→ **EXERCISE GOAL**:
Each line of the material must be returned exactly.

→ **SOURCE MATERIAL**:
┌────────
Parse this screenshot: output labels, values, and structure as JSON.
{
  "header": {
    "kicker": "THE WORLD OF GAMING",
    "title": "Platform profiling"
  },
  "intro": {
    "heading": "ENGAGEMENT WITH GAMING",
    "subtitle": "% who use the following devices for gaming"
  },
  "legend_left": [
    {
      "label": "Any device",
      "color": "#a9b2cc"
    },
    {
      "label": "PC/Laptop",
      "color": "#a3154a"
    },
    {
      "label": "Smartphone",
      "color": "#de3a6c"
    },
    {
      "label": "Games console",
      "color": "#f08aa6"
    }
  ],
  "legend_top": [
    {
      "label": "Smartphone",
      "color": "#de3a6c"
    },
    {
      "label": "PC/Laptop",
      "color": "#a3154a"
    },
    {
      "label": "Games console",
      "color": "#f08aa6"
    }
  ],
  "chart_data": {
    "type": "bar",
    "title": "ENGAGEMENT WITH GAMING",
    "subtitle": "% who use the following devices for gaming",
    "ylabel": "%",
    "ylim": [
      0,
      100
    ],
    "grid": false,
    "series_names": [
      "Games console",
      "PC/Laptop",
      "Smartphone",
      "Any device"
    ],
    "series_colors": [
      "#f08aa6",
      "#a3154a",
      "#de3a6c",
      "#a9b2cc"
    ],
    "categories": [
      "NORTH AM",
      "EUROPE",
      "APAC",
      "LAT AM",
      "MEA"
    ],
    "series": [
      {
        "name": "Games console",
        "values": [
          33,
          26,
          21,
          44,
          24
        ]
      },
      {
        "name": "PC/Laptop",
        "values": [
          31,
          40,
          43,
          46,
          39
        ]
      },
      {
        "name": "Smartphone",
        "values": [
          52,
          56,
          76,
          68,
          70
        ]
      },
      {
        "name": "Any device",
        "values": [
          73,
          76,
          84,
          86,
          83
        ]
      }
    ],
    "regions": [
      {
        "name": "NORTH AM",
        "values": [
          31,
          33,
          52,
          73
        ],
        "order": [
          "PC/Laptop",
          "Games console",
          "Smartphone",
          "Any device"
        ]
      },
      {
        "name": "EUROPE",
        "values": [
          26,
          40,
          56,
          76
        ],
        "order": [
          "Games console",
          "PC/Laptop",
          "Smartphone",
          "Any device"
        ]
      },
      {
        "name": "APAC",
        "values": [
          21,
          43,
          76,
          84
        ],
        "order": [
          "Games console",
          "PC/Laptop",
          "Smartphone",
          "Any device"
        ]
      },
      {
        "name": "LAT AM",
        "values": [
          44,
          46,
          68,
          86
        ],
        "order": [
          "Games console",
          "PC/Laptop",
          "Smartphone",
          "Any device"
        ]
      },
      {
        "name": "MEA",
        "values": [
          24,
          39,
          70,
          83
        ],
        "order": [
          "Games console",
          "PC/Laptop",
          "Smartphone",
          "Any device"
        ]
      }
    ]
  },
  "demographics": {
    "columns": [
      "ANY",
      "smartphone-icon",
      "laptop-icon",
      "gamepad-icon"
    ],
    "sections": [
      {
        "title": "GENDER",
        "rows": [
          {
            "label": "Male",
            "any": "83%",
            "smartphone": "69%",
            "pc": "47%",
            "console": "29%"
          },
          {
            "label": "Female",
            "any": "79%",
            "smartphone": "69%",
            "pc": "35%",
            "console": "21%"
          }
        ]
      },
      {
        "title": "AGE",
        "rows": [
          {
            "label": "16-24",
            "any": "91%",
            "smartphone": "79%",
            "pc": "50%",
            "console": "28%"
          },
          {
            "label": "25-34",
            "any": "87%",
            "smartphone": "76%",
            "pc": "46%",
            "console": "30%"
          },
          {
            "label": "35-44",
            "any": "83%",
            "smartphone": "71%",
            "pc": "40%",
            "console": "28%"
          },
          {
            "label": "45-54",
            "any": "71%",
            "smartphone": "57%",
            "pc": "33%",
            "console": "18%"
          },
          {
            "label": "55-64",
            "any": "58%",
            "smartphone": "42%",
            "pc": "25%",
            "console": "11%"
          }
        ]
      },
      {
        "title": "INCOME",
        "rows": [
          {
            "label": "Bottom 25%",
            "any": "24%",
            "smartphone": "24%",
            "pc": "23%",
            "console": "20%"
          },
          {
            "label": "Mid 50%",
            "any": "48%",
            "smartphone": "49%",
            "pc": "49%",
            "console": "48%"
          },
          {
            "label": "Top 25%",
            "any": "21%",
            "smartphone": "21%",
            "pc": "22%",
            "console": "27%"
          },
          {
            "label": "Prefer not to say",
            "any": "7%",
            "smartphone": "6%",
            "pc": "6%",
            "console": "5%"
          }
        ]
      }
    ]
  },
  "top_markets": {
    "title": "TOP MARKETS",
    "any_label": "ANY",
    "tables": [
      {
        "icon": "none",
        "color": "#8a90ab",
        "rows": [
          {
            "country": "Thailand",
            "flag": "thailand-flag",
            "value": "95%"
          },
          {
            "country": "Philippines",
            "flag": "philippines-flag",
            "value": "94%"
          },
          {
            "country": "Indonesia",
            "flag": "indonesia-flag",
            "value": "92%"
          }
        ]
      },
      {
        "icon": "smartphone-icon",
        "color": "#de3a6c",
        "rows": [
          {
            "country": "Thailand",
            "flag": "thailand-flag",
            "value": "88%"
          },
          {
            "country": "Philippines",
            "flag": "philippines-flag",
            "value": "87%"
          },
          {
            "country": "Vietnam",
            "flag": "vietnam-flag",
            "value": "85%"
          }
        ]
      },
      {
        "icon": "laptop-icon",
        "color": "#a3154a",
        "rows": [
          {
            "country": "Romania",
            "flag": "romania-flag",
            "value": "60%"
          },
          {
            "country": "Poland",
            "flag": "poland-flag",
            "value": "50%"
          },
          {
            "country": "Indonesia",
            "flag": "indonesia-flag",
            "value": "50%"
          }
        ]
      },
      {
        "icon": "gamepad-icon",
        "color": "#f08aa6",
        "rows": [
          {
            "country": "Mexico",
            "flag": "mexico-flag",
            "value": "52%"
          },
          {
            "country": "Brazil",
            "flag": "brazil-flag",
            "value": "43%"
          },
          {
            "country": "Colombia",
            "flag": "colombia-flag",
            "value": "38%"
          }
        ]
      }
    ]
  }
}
└────────
→ **FULL OUTPUT**:
Parse this screenshot: output labels, values, and structure as JSON.
{
  "header": {
    "kicker": "THE WORLD OF GAMING",
    "title": "Platform profiling"
  },
  "intro": {
    "heading": "ENGAGEMENT WITH GAMING",
    "subtitle": "% who use the following devices for gaming"
  },
  "legend_left": [
    {
      "label": "Any device",
      "color": "#a9b2cc"
    },
    {
      "label": "PC/Laptop",
      "color": "#a3154a"
    },
    {
      "label": "Smartphone",
      "color": "#de3a6c"
    },
    {
      "label": "Games console",
      "color": "#f08aa6"
    }
  ],
  "legend_top": [
    {
      "label": "Smartphone",
      "color": "#de3a6c"
    },
    {
      "label": "PC/Laptop",
      "color": "#a3154a"
    },
    {
      "label": "Games console",
      "color": "#f08aa6"
    }
  ],
  "chart_data": {
    "type": "bar",
    "title": "ENGAGEMENT WITH GAMING",
    "subtitle": "% who use the following devices for gaming",
    "ylabel": "%",
    "ylim": [
      0,
      100
    ],
    "grid": false,
    "series_names": [
      "Games console",
      "PC/Laptop",
      "Smartphone",
      "Any device"
    ],
    "series_colors": [
      "#f08aa6",
      "#a3154a",
      "#de3a6c",
      "#a9b2cc"
    ],
    "categories": [
      "NORTH AM",
      "EUROPE",
      "APAC",
      "LAT AM",
      "MEA"
    ],
    "series": [
      {
        "name": "Games console",
        "values": [
          33,
          26,
          21,
          44,
          24
        ]
      },
      {
        "name": "PC/Laptop",
        "values": [
          31,
          40,
          43,
          46,
          39
        ]
      },
      {
        "name": "Smartphone",
        "values": [
          52,
          56,
          76,
          68,
          70
        ]
      },
      {
        "name": "Any device",
        "values": [
          73,
          76,
          84,
          86,
          83
        ]
      }
    ],
    "regions": [
      {
        "name": "NORTH AM",
        "values": [
          31,
          33,
          52,
          73
        ],
        "order": [
          "PC/Laptop",
          "Games console",
          "Smartphone",
          "Any device"
        ]
      },
      {
        "name": "EUROPE",
        "values": [
          26,
          40,
          56,
          76
        ],
        "order": [
          "Games console",
          "PC/Laptop",
          "Smartphone",
          "Any device"
        ]
      },
      {
        "name": "APAC",
        "values": [
          21,
          43,
          76,
          84
        ],
        "order": [
          "Games console",
          "PC/Laptop",
          "Smartphone",
          "Any device"
        ]
      },
      {
        "name": "LAT AM",
        "values": [
          44,
          46,
          68,
          86
        ],
        "order": [
          "Games console",
          "PC/Laptop",
          "Smartphone",
          "Any device"
        ]
      },
      {
        "name": "MEA",
        "values": [
          24,
          39,
          70,
          83
        ],
        "order": [
          "Games console",
          "PC/Laptop",
          "Smartphone",
          "Any device"
        ]
      }
    ]
  },
  "demographics": {
    "columns": [
      "ANY",
      "smartphone-icon",
      "laptop-icon",
      "gamepad-icon"
    ],
    "sections": [
      {
        "title": "GENDER",
        "rows": [
          {
            "label": "Male",
            "any": "83%",
            "smartphone": "69%",
            "pc": "47%",
            "console": "29%"
          },
          {
            "label": "Female",
            "any": "79%",
            "smartphone": "69%",
            "pc": "35%",
            "console": "21%"
          }
        ]
      },
      {
        "title": "AGE",
        "rows": [
          {
            "label": "16-24",
            "any": "91%",
            "smartphone": "79%",
            "pc": "50%",
            "console": "28%"
          },
          {
            "label": "25-34",
            "any": "87%",
            "smartphone": "76%",
            "pc": "46%",
            "console": "30%"
          },
          {
            "label": "35-44",
            "any": "83%",
            "smartphone": "71%",
            "pc": "40%",
            "console": "28%"
          },
          {
            "label": "45-54",
            "any": "71%",
            "smartphone": "57%",
            "pc": "33%",
            "console": "18%"
          },
          {
            "label": "55-64",
            "any": "58%",
            "smartphone": "42%",
            "pc": "25%",
            "console": "11%"
          }
        ]
      },
      {
        "title": "INCOME",
        "rows": [
          {
            "label": "Bottom 25%",
            "any": "24%",
            "smartphone": "24%",
            "pc": "23%",
            "console": "20%"
          },
          {
            "label": "Mid 50%",
            "any": "48%",
            "smartphone": "49%",
            "pc": "49%",
            "console": "48%"
          },
          {
            "label": "Top 25%",
            "any": "21%",
            "smartphone": "21%",
            "pc": "22%",
            "console": "27%"
          },
          {
            "label": "Prefer not to say",
            "any": "7%",
            "smartphone": "6%",
            "pc": "6%",
            "console": "5%"
          }
        ]
      }
    ]
  },
  "top_markets": {
    "title": "TOP MARKETS",
    "any_label": "ANY",
    "tables": [
      {
        "icon": "none",
        "color": "#8a90ab",
        "rows": [
          {
            "country": "Thailand",
            "flag": "thailand-flag",
            "value": "95%"
          },
          {
            "country": "Philippines",
            "flag": "philippines-flag",
            "value": "94%"
          },
          {
            "country": "Indonesia",
            "flag": "indonesia-flag",
            "value": "92%"
          }
        ]
      },
      {
        "icon": "smartphone-icon",
        "color": "#de3a6c",
        "rows": [
          {
            "country": "Thailand",
            "flag": "thailand-flag",
            "value": "88%"
          },
          {
            "country": "Philippines",
            "flag": "philippines-flag",
            "value": "87%"
          },
          {
            "country": "Vietnam",
            "flag": "vietnam-flag",
            "value": "85%"
          }
        ]
      },
      {
        "icon": "laptop-icon",
        "color": "#a3154a",
        "rows": [
          {
            "country": "Romania",
            "flag": "romania-flag",
            "value": "60%"
          },
          {
            "country": "Poland",
            "flag": "poland-flag",
            "value": "50%"
          },
          {
            "country": "Indonesia",
            "flag": "indonesia-flag",
            "value": "50%"
          }
        ]
      },
      {
        "icon": "gamepad-icon",
        "color": "#f08aa6",
        "rows": [
          {
            "country": "Mexico",
            "flag": "mexico-flag",
            "value": "52%"
          },
          {
            "country": "Brazil",
            "flag": "brazil-flag",
            "value": "43%"
          },
          {
            "country": "Colombia",
            "flag": "colombia-flag",
            "value": "38%"
          }
        ]
      }
    ]
  }
}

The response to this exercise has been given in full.